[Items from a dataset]
--- START ---

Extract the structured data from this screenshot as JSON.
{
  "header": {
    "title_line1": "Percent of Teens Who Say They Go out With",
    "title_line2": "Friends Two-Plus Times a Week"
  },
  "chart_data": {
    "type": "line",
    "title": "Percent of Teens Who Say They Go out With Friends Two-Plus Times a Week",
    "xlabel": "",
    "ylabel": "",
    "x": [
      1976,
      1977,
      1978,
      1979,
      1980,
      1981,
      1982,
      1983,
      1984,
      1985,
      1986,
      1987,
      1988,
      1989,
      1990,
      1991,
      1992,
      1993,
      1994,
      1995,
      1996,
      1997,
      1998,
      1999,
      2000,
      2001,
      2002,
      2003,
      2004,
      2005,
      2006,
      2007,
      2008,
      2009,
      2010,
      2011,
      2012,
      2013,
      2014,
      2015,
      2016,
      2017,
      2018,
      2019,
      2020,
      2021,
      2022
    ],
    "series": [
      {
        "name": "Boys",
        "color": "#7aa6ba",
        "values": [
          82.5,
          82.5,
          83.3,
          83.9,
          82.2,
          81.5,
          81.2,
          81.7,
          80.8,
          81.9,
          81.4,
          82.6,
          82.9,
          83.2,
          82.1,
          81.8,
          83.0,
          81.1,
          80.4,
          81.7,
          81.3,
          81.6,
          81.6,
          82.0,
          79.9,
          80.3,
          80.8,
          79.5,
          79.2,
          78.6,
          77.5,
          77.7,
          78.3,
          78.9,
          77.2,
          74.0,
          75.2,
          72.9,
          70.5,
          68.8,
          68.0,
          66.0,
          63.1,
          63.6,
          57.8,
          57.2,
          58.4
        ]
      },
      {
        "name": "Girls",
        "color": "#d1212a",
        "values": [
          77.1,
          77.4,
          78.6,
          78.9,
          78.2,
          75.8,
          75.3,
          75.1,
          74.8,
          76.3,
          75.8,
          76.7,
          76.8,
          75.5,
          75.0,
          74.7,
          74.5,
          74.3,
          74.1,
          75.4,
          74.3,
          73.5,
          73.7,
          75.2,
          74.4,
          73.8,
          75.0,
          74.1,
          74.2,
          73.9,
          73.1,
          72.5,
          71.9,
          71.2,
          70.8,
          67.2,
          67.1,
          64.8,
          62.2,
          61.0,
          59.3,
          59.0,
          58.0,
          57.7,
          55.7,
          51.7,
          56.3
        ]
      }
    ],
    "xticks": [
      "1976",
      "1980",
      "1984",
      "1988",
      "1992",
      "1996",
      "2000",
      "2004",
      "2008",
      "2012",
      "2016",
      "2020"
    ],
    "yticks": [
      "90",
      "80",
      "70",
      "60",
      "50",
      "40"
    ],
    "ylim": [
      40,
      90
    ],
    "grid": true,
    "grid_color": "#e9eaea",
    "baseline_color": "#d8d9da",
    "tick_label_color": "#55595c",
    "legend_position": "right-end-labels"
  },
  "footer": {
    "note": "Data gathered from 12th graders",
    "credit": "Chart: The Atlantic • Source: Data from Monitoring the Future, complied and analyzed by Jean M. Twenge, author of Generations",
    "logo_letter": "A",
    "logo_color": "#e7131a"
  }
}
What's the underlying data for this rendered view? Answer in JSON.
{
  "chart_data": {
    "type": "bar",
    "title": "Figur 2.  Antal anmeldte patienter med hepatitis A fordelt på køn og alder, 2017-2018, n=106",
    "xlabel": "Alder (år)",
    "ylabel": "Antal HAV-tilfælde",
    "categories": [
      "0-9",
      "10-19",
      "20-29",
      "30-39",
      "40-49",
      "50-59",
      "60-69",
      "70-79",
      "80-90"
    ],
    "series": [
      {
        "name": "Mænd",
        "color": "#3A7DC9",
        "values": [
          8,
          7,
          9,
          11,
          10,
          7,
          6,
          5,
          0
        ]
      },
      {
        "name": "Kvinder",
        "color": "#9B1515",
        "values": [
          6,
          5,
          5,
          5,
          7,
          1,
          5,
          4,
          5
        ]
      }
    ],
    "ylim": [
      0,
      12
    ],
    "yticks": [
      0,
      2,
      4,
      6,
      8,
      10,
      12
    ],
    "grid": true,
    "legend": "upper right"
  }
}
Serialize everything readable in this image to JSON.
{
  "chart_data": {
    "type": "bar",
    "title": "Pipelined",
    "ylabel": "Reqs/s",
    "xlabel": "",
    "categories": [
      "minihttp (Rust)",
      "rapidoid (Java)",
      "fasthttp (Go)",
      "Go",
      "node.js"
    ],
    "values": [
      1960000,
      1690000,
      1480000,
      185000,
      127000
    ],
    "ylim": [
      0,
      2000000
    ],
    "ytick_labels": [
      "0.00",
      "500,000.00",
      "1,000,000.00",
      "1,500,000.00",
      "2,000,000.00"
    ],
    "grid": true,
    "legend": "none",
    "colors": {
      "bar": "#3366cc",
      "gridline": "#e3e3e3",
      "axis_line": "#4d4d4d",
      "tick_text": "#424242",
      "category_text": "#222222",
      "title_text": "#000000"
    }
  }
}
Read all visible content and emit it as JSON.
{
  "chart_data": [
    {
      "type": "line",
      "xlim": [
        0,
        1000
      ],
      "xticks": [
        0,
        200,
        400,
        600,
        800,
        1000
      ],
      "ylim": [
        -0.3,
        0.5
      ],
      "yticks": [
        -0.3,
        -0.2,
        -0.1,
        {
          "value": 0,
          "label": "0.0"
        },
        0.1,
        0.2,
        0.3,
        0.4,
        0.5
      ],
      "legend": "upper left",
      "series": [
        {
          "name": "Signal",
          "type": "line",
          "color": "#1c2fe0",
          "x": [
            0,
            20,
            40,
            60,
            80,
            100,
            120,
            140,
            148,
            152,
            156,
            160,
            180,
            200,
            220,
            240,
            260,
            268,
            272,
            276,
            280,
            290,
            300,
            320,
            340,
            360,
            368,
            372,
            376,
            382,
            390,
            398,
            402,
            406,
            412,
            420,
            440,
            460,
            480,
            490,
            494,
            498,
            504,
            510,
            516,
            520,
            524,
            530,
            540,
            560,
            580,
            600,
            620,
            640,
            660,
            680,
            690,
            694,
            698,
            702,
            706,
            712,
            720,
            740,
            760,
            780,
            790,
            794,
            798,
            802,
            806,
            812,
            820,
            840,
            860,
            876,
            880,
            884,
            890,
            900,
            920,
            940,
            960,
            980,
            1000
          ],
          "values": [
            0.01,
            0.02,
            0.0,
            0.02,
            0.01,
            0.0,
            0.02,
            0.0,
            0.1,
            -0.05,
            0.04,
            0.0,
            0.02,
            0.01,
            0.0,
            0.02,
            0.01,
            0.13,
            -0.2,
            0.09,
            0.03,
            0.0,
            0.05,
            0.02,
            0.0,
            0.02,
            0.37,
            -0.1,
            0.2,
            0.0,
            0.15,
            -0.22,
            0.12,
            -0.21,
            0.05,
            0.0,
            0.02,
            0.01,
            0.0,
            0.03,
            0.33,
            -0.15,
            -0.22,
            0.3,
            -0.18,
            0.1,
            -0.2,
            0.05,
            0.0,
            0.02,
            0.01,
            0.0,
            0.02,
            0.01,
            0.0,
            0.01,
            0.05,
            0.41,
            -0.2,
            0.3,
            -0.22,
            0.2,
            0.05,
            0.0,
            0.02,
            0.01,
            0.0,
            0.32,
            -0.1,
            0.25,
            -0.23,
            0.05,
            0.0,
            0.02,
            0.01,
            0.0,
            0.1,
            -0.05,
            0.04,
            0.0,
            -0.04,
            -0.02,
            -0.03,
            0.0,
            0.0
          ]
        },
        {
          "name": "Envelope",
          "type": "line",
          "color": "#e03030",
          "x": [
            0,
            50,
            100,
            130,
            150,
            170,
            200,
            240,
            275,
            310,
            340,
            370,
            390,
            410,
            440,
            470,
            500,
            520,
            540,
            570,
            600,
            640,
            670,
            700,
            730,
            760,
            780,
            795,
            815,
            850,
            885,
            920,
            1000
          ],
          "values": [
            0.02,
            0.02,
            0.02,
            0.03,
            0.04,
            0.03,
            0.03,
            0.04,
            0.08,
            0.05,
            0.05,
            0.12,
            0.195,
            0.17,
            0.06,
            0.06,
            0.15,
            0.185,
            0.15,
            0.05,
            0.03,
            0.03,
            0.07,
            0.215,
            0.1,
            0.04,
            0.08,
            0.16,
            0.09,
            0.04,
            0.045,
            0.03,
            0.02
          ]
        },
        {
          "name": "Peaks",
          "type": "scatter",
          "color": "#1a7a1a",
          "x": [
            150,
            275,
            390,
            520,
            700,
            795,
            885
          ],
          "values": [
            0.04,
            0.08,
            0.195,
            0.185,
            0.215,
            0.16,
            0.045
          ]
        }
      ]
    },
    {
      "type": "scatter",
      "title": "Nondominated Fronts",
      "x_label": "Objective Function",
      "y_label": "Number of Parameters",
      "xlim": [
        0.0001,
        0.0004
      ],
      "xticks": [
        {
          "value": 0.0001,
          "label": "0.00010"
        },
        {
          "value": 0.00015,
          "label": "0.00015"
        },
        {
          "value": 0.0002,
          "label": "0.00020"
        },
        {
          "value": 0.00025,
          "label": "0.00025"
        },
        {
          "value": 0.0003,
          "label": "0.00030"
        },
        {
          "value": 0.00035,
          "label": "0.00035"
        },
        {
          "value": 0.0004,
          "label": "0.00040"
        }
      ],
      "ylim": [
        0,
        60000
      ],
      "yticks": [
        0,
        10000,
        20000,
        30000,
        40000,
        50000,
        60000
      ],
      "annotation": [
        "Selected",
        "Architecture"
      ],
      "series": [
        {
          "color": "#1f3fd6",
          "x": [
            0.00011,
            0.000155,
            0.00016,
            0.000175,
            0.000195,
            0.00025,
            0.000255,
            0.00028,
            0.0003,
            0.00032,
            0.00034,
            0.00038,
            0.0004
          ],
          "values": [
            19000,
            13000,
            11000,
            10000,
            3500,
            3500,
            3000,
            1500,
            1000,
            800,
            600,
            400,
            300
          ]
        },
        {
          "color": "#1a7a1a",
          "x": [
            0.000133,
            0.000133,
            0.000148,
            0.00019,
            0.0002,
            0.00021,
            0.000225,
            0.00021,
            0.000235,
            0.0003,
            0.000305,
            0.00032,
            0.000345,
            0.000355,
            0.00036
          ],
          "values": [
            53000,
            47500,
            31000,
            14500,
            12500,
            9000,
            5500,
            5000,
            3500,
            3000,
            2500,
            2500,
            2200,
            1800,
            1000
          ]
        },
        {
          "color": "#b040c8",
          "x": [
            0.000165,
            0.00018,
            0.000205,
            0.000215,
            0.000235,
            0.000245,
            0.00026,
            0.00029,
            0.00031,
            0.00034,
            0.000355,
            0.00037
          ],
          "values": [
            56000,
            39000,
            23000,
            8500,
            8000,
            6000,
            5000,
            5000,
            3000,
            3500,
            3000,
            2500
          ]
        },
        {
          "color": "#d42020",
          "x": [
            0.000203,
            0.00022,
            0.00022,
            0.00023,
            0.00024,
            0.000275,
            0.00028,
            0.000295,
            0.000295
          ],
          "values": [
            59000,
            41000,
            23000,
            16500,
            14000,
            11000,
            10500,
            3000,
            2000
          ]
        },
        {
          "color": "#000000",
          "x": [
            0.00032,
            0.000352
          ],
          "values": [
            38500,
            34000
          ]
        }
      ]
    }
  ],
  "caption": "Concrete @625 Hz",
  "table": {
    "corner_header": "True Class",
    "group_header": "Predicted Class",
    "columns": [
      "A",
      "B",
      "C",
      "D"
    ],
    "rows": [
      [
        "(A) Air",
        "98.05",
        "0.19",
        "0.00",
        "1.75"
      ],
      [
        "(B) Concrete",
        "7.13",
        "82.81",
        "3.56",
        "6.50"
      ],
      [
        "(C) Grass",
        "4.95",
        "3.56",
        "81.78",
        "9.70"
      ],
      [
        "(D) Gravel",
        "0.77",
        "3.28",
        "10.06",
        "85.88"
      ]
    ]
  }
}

--- END ---

WHAT THE TASK ASKS: Every line that holds the word "Antal" counts once; state the total number of such lines and nothing else.

SOLUTION FOR THIS TASK: 2